Exercise materials:
◆ ◆ ◆ ◆ ◆

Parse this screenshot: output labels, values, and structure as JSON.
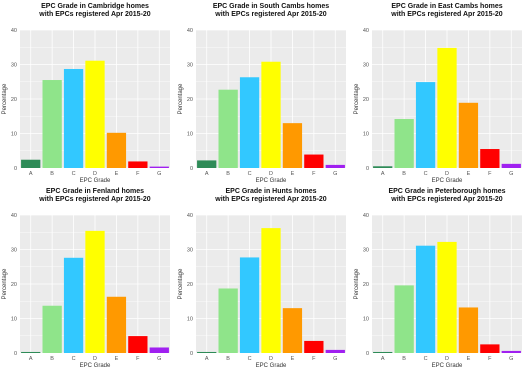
{
  "chart_data": [
    {
      "type": "bar",
      "title_lines": [
        "EPC Grade in Cambridge homes",
        "with EPCs registered Apr 2015-20"
      ],
      "xlabel": "EPC Grade",
      "ylabel": "Percentage",
      "categories": [
        "A",
        "B",
        "C",
        "D",
        "E",
        "F",
        "G"
      ],
      "values": [
        2.4,
        25.5,
        28.7,
        31.1,
        10.2,
        1.9,
        0.4
      ],
      "ylim": [
        0,
        40
      ],
      "yticks": [
        0,
        10,
        20,
        30,
        40
      ],
      "grid": true
    },
    {
      "type": "bar",
      "title_lines": [
        "EPC Grade in South Cambs homes",
        "with EPCs registered Apr 2015-20"
      ],
      "xlabel": "EPC Grade",
      "ylabel": "Percentage",
      "categories": [
        "A",
        "B",
        "C",
        "D",
        "E",
        "F",
        "G"
      ],
      "values": [
        2.2,
        22.7,
        26.3,
        30.8,
        13.0,
        3.9,
        0.9
      ],
      "ylim": [
        0,
        40
      ],
      "yticks": [
        0,
        10,
        20,
        30,
        40
      ],
      "grid": true
    },
    {
      "type": "bar",
      "title_lines": [
        "EPC Grade in East Cambs homes",
        "with EPCs registered Apr 2015-20"
      ],
      "xlabel": "EPC Grade",
      "ylabel": "Percentage",
      "categories": [
        "A",
        "B",
        "C",
        "D",
        "E",
        "F",
        "G"
      ],
      "values": [
        0.5,
        14.2,
        24.9,
        34.8,
        18.9,
        5.5,
        1.2
      ],
      "ylim": [
        0,
        40
      ],
      "yticks": [
        0,
        10,
        20,
        30,
        40
      ],
      "grid": true
    },
    {
      "type": "bar",
      "title_lines": [
        "EPC Grade in Fenland homes",
        "with EPCs registered Apr 2015-20"
      ],
      "xlabel": "EPC Grade",
      "ylabel": "Percentage",
      "categories": [
        "A",
        "B",
        "C",
        "D",
        "E",
        "F",
        "G"
      ],
      "values": [
        0.3,
        13.7,
        27.6,
        35.4,
        16.3,
        4.9,
        1.6
      ],
      "ylim": [
        0,
        40
      ],
      "yticks": [
        0,
        10,
        20,
        30,
        40
      ],
      "grid": true
    },
    {
      "type": "bar",
      "title_lines": [
        "EPC Grade in Hunts homes",
        "with EPCs registered Apr 2015-20"
      ],
      "xlabel": "EPC Grade",
      "ylabel": "Percentage",
      "categories": [
        "A",
        "B",
        "C",
        "D",
        "E",
        "F",
        "G"
      ],
      "values": [
        0.3,
        18.7,
        27.7,
        36.2,
        13.0,
        3.5,
        0.9
      ],
      "ylim": [
        0,
        40
      ],
      "yticks": [
        0,
        10,
        20,
        30,
        40
      ],
      "grid": true
    },
    {
      "type": "bar",
      "title_lines": [
        "EPC Grade in Peterborough homes",
        "with EPCs registered Apr 2015-20"
      ],
      "xlabel": "EPC Grade",
      "ylabel": "Percentage",
      "categories": [
        "A",
        "B",
        "C",
        "D",
        "E",
        "F",
        "G"
      ],
      "values": [
        0.3,
        19.6,
        31.1,
        32.2,
        13.2,
        2.5,
        0.6
      ],
      "ylim": [
        0,
        40
      ],
      "yticks": [
        0,
        10,
        20,
        30,
        40
      ],
      "grid": true
    }
  ],
  "colors": {
    "A": "#2e8b57",
    "B": "#8fe48a",
    "C": "#32c8ff",
    "D": "#ffff00",
    "E": "#ff9900",
    "F": "#ff0000",
    "G": "#a020f0",
    "panel_bg": "#ebebeb",
    "grid": "#ffffff"
  }
}
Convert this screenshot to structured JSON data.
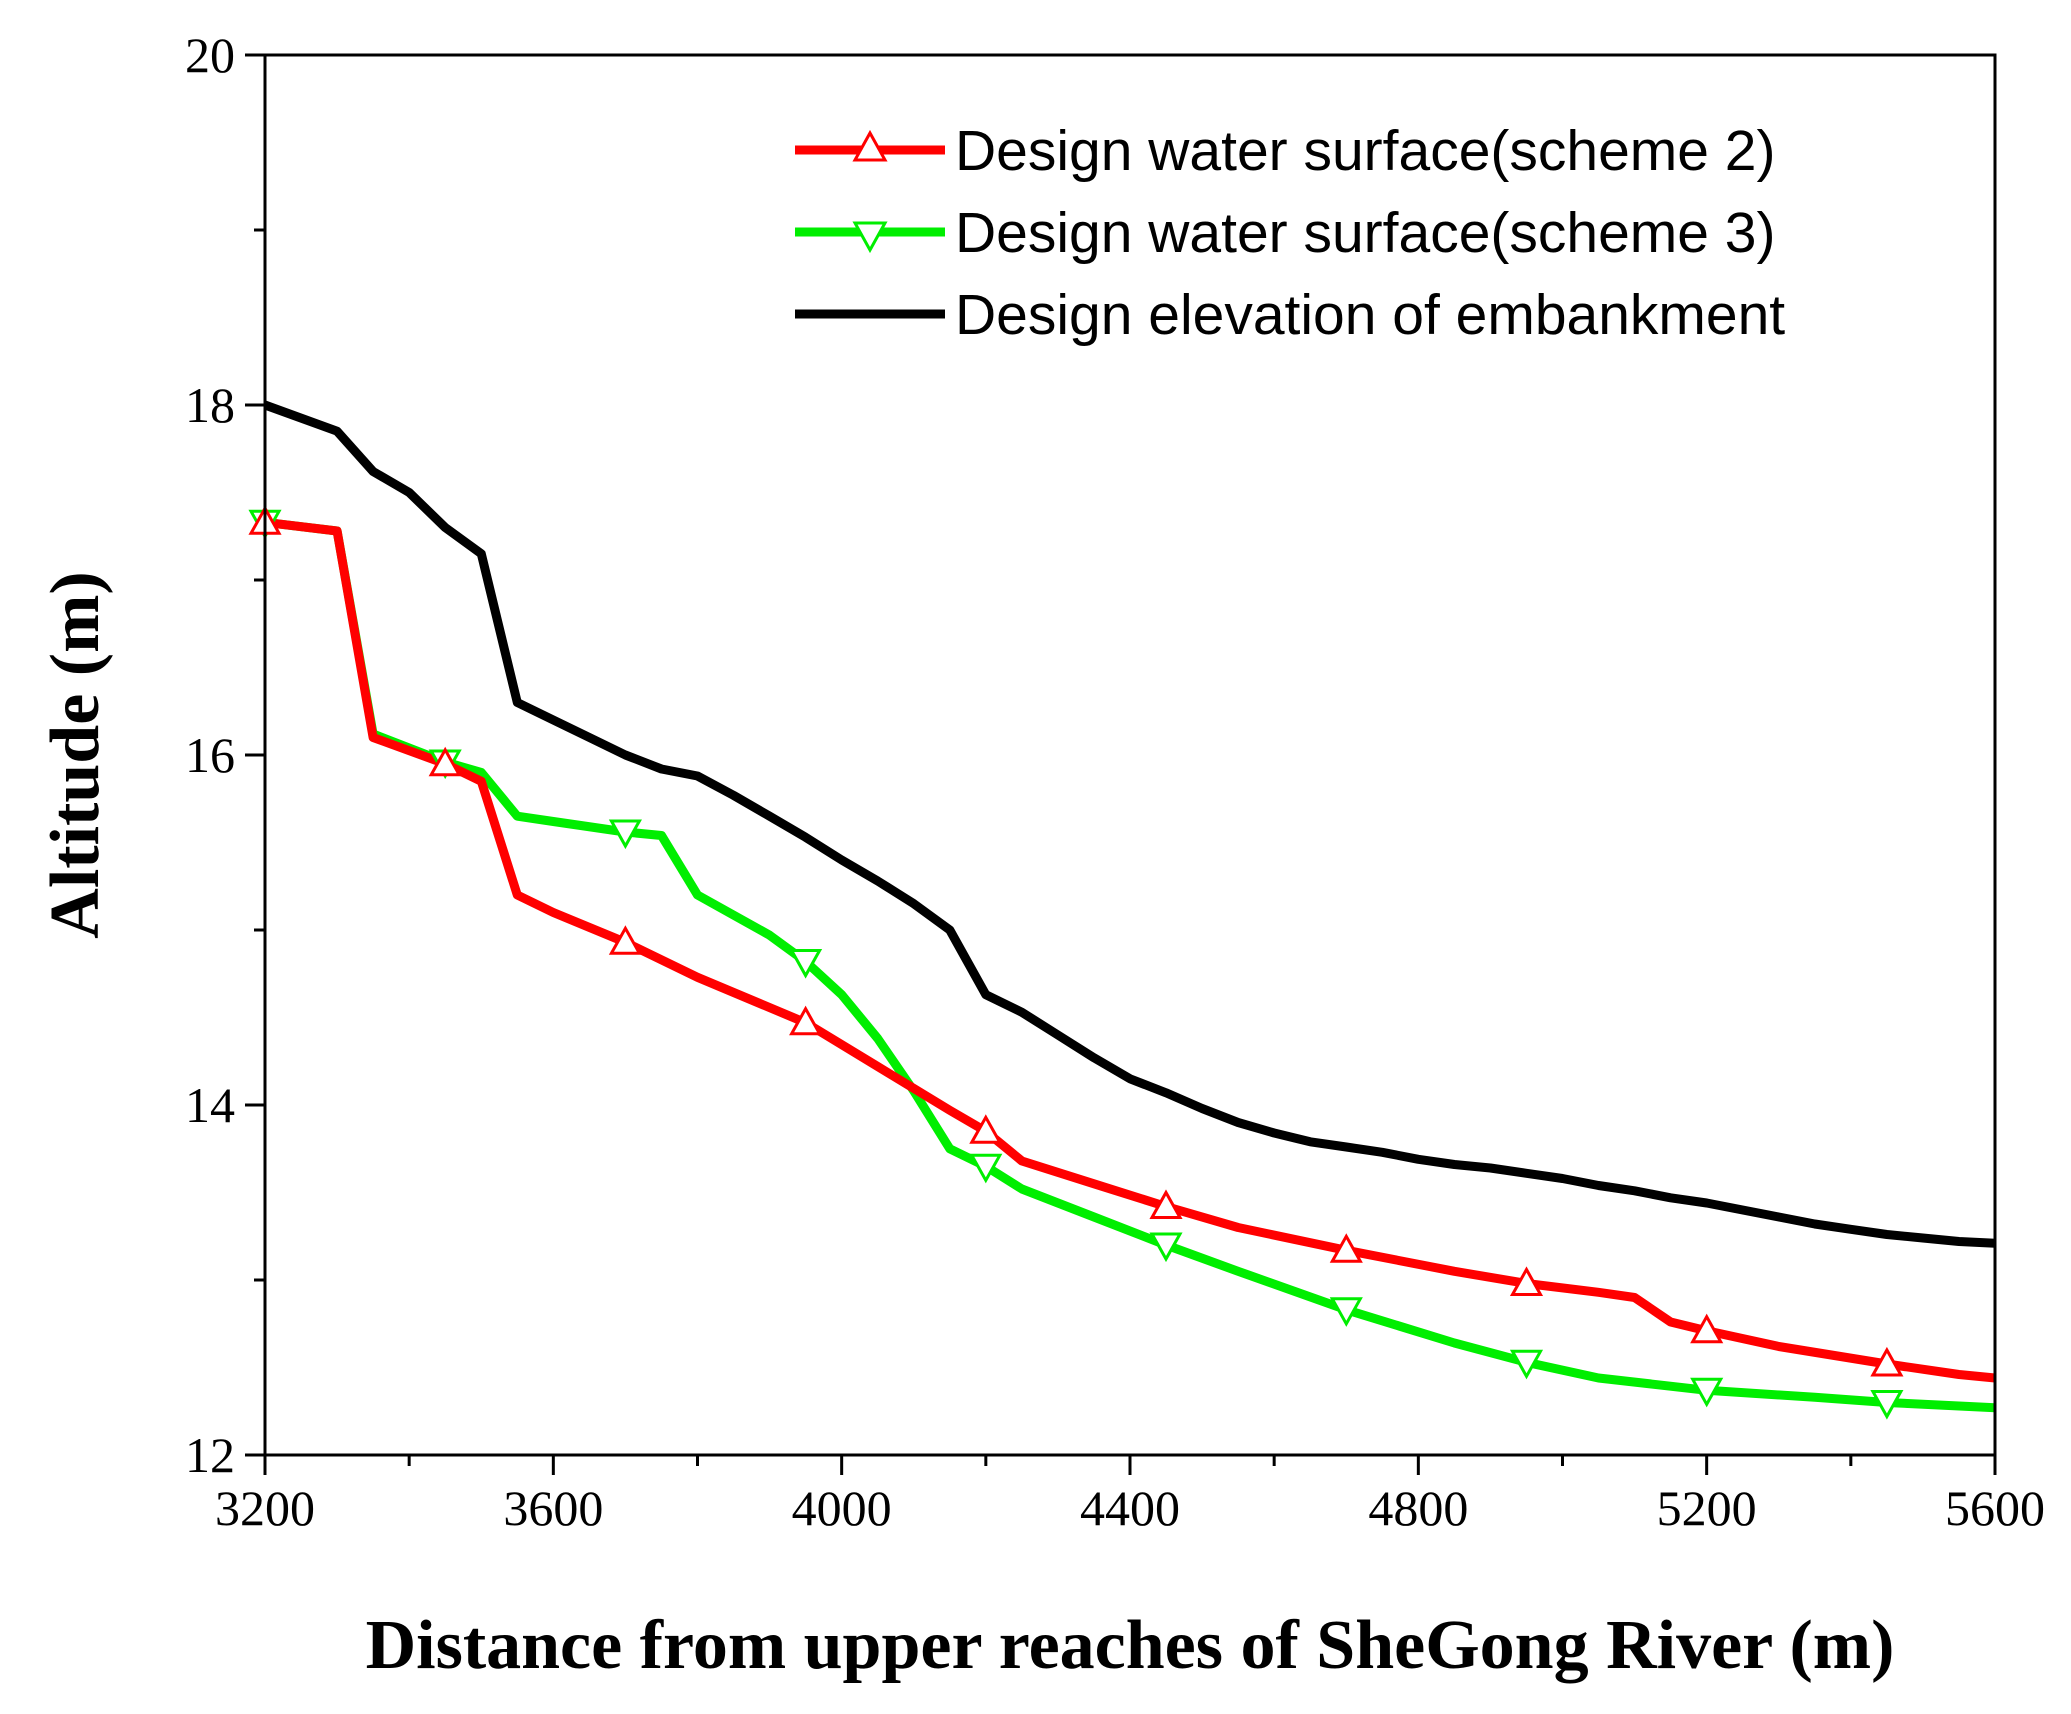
{
  "chart_data": {
    "type": "line",
    "title": "",
    "xlabel": "Distance from upper reaches of SheGong River (m)",
    "ylabel": "Altitude (m)",
    "xlim": [
      3200,
      5600
    ],
    "ylim": [
      12,
      20
    ],
    "x_ticks": [
      3200,
      3600,
      4000,
      4400,
      4800,
      5200,
      5600
    ],
    "x_tick_labels": [
      "3200",
      "3600",
      "4000",
      "4400",
      "4800",
      "5200",
      "5600"
    ],
    "x_minor_ticks": [
      3400,
      3800,
      4200,
      4600,
      5000,
      5400
    ],
    "y_ticks": [
      12,
      14,
      16,
      18,
      20
    ],
    "y_tick_labels": [
      "12",
      "14",
      "16",
      "18",
      "20"
    ],
    "y_minor_ticks": [
      13,
      15,
      17,
      19
    ],
    "grid": false,
    "legend_position": "top-right",
    "series": [
      {
        "name": "Design water surface(scheme 2)",
        "color": "#ff0000",
        "marker": "triangle-up",
        "marker_x": [
          3200,
          3450,
          3700,
          3950,
          4200,
          4450,
          4700,
          4950,
          5200,
          5450
        ],
        "x": [
          3200,
          3300,
          3350,
          3450,
          3500,
          3550,
          3600,
          3700,
          3800,
          3950,
          4050,
          4150,
          4200,
          4250,
          4350,
          4450,
          4550,
          4700,
          4850,
          4950,
          5050,
          5100,
          5150,
          5200,
          5300,
          5450,
          5550,
          5600
        ],
        "y": [
          17.33,
          17.28,
          16.1,
          15.95,
          15.85,
          15.2,
          15.1,
          14.93,
          14.73,
          14.47,
          14.22,
          13.97,
          13.85,
          13.68,
          13.55,
          13.42,
          13.3,
          13.17,
          13.05,
          12.98,
          12.93,
          12.9,
          12.76,
          12.71,
          12.62,
          12.52,
          12.46,
          12.44
        ]
      },
      {
        "name": "Design water surface(scheme 3)",
        "color": "#00ee00",
        "marker": "triangle-down",
        "marker_x": [
          3200,
          3450,
          3700,
          3950,
          4200,
          4450,
          4700,
          4950,
          5200,
          5450
        ],
        "x": [
          3200,
          3300,
          3350,
          3450,
          3500,
          3550,
          3600,
          3700,
          3750,
          3800,
          3900,
          3950,
          4000,
          4050,
          4100,
          4150,
          4200,
          4250,
          4350,
          4450,
          4550,
          4700,
          4850,
          4950,
          5050,
          5200,
          5350,
          5450,
          5550,
          5600
        ],
        "y": [
          17.33,
          17.28,
          16.12,
          15.96,
          15.9,
          15.65,
          15.62,
          15.56,
          15.54,
          15.2,
          14.97,
          14.82,
          14.63,
          14.38,
          14.08,
          13.75,
          13.65,
          13.52,
          13.36,
          13.2,
          13.05,
          12.83,
          12.64,
          12.53,
          12.44,
          12.37,
          12.33,
          12.3,
          12.28,
          12.27
        ]
      },
      {
        "name": "Design elevation of embankment",
        "color": "#000000",
        "marker": "none",
        "marker_x": [],
        "x": [
          3200,
          3300,
          3350,
          3400,
          3450,
          3500,
          3550,
          3600,
          3650,
          3700,
          3750,
          3800,
          3850,
          3900,
          3950,
          4000,
          4050,
          4100,
          4150,
          4200,
          4250,
          4300,
          4350,
          4400,
          4450,
          4500,
          4550,
          4600,
          4650,
          4700,
          4750,
          4800,
          4850,
          4900,
          4950,
          5000,
          5050,
          5100,
          5150,
          5200,
          5250,
          5300,
          5350,
          5400,
          5450,
          5500,
          5550,
          5600
        ],
        "y": [
          18.0,
          17.85,
          17.62,
          17.5,
          17.3,
          17.15,
          16.3,
          16.2,
          16.1,
          16.0,
          15.92,
          15.88,
          15.77,
          15.65,
          15.53,
          15.4,
          15.28,
          15.15,
          15.0,
          14.63,
          14.53,
          14.4,
          14.27,
          14.15,
          14.07,
          13.98,
          13.9,
          13.84,
          13.79,
          13.76,
          13.73,
          13.69,
          13.66,
          13.64,
          13.61,
          13.58,
          13.54,
          13.51,
          13.47,
          13.44,
          13.4,
          13.36,
          13.32,
          13.29,
          13.26,
          13.24,
          13.22,
          13.21
        ]
      }
    ]
  }
}
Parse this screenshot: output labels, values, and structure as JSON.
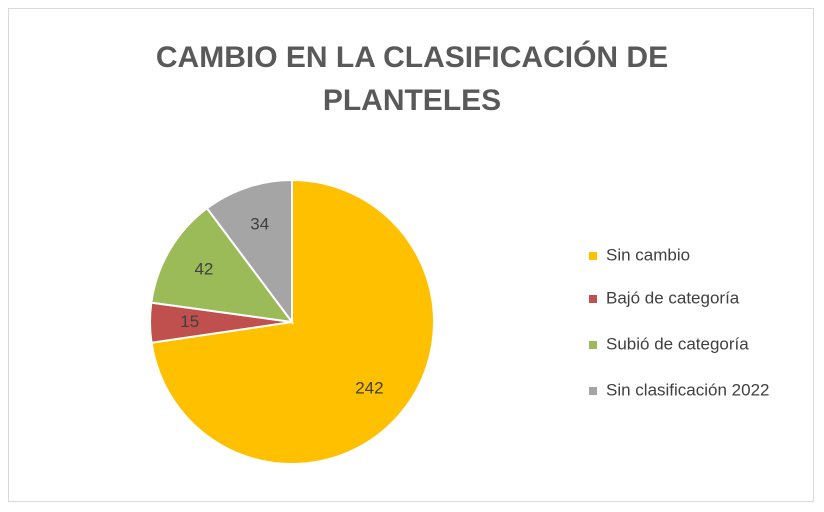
{
  "chart_data": {
    "type": "pie",
    "title": "CAMBIO EN LA CLASIFICACIÓN DE PLANTELES",
    "categories": [
      "Sin cambio",
      "Bajó de categoría",
      "Subió de categoría",
      "Sin clasificación 2022"
    ],
    "values": [
      242,
      15,
      42,
      34
    ],
    "colors": [
      "#ffc000",
      "#c0504d",
      "#9bbb59",
      "#a5a5a5"
    ],
    "legend": "right"
  }
}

◆ ◆ ◆ ◆ ◆

Aim: Pull out all lines containing "Design".

Solution to the exercise:
        "name": "Design water surface(scheme 2)",
        "name": "Design water surface(scheme 3)",
        "name": "Design elevation of embankment",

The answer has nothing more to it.